Exercise instructions:
Which of the lines below hold "JSON"? Please return each one.

** Provided data follows **

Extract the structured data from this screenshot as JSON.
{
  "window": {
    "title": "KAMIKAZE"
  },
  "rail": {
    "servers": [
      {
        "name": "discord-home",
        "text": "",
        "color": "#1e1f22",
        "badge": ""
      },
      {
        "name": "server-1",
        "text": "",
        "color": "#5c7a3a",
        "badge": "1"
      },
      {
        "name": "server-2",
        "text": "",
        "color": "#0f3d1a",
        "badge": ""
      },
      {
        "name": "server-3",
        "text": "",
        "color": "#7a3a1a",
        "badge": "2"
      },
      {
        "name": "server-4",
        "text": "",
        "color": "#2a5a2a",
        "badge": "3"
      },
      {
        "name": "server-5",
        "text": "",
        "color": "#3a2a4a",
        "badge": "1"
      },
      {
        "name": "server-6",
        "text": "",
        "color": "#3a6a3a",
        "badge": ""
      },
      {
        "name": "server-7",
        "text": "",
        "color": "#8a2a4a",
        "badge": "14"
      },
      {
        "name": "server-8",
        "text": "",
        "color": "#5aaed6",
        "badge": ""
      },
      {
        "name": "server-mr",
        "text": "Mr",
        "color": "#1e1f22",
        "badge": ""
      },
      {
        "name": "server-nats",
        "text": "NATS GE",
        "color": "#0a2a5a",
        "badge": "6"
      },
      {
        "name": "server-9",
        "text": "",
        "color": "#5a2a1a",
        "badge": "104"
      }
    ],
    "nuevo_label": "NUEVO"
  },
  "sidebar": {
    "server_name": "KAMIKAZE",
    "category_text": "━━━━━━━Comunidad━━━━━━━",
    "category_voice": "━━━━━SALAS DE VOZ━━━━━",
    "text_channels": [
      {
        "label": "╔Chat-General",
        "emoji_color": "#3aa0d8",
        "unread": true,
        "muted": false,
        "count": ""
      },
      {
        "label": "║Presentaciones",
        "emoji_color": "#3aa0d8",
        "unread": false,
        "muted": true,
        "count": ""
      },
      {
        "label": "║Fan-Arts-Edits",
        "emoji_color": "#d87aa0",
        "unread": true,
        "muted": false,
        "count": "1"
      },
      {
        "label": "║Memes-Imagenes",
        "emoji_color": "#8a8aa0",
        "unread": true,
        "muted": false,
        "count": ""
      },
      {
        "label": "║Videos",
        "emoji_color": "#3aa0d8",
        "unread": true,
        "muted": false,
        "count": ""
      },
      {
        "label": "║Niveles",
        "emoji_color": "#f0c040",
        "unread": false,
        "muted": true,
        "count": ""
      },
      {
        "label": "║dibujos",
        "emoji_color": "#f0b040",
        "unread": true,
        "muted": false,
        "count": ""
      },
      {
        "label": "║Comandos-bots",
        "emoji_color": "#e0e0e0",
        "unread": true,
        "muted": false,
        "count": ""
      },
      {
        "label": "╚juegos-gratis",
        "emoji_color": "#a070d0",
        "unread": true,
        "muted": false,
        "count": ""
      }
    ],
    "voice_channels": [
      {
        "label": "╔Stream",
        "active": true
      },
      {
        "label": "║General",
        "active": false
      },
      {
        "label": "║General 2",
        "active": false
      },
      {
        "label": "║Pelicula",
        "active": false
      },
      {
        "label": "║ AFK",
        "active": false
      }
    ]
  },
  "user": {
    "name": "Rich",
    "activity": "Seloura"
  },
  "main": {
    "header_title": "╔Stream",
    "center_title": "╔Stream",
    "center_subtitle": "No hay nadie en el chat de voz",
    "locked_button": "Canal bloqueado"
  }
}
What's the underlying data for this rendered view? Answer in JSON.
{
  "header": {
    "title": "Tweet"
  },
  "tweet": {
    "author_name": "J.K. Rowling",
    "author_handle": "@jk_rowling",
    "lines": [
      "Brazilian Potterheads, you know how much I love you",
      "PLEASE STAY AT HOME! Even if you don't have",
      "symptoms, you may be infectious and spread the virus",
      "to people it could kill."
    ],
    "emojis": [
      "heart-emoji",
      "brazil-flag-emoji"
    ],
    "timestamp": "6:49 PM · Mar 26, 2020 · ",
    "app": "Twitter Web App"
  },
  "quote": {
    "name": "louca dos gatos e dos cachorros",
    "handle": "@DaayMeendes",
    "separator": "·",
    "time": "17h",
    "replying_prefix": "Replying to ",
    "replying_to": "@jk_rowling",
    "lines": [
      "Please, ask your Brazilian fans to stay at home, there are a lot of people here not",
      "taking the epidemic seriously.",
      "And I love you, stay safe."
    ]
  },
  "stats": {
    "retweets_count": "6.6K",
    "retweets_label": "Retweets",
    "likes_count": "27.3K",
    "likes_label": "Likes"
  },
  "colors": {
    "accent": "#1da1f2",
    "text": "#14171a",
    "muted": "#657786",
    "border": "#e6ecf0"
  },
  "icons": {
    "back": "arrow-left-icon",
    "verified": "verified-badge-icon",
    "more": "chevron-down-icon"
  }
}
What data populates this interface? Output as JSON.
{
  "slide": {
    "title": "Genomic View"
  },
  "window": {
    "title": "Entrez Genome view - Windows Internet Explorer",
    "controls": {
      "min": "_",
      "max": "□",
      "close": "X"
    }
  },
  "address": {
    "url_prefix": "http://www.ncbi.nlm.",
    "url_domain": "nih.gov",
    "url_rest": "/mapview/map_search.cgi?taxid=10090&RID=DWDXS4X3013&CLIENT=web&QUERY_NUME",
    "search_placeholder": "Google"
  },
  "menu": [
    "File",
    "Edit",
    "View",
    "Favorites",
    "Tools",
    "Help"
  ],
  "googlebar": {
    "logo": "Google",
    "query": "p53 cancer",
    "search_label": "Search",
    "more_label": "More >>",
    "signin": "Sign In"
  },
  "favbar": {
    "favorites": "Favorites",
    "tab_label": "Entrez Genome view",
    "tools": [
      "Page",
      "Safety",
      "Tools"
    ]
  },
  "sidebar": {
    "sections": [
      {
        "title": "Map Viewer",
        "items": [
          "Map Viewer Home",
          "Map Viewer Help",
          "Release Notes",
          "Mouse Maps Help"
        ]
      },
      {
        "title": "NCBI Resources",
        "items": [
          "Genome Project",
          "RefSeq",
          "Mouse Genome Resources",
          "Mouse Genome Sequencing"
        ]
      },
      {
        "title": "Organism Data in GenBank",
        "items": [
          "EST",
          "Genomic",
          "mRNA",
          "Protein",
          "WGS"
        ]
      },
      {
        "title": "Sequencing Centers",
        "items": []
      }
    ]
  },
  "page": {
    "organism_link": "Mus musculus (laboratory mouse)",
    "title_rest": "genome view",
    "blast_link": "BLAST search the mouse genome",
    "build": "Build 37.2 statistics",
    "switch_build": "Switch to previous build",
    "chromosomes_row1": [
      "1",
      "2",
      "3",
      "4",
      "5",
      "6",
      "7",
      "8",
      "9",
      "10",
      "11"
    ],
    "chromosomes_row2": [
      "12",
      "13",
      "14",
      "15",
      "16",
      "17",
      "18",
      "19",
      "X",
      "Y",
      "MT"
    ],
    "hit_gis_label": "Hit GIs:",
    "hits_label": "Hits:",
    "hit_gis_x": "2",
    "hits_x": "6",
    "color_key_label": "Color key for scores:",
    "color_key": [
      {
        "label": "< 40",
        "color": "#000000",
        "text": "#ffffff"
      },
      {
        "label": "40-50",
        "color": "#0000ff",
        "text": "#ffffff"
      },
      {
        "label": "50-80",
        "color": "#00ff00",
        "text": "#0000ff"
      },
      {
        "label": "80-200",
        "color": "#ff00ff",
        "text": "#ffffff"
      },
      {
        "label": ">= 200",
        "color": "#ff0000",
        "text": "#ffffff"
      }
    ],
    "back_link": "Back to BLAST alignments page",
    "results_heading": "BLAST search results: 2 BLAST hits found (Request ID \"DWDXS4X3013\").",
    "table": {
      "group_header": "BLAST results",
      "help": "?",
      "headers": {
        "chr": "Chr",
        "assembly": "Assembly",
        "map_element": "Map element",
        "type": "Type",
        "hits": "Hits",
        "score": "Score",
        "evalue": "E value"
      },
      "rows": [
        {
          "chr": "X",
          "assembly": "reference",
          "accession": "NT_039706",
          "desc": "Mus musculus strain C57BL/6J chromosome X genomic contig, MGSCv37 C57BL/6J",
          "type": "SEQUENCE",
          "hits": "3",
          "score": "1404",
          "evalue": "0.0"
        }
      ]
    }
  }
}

** End of Provided data **

Written solution:
Extract the structured data from this screenshot as JSON.
What's the underlying data for this rendered view? Answer in JSON.
What data populates this interface? Output as JSON.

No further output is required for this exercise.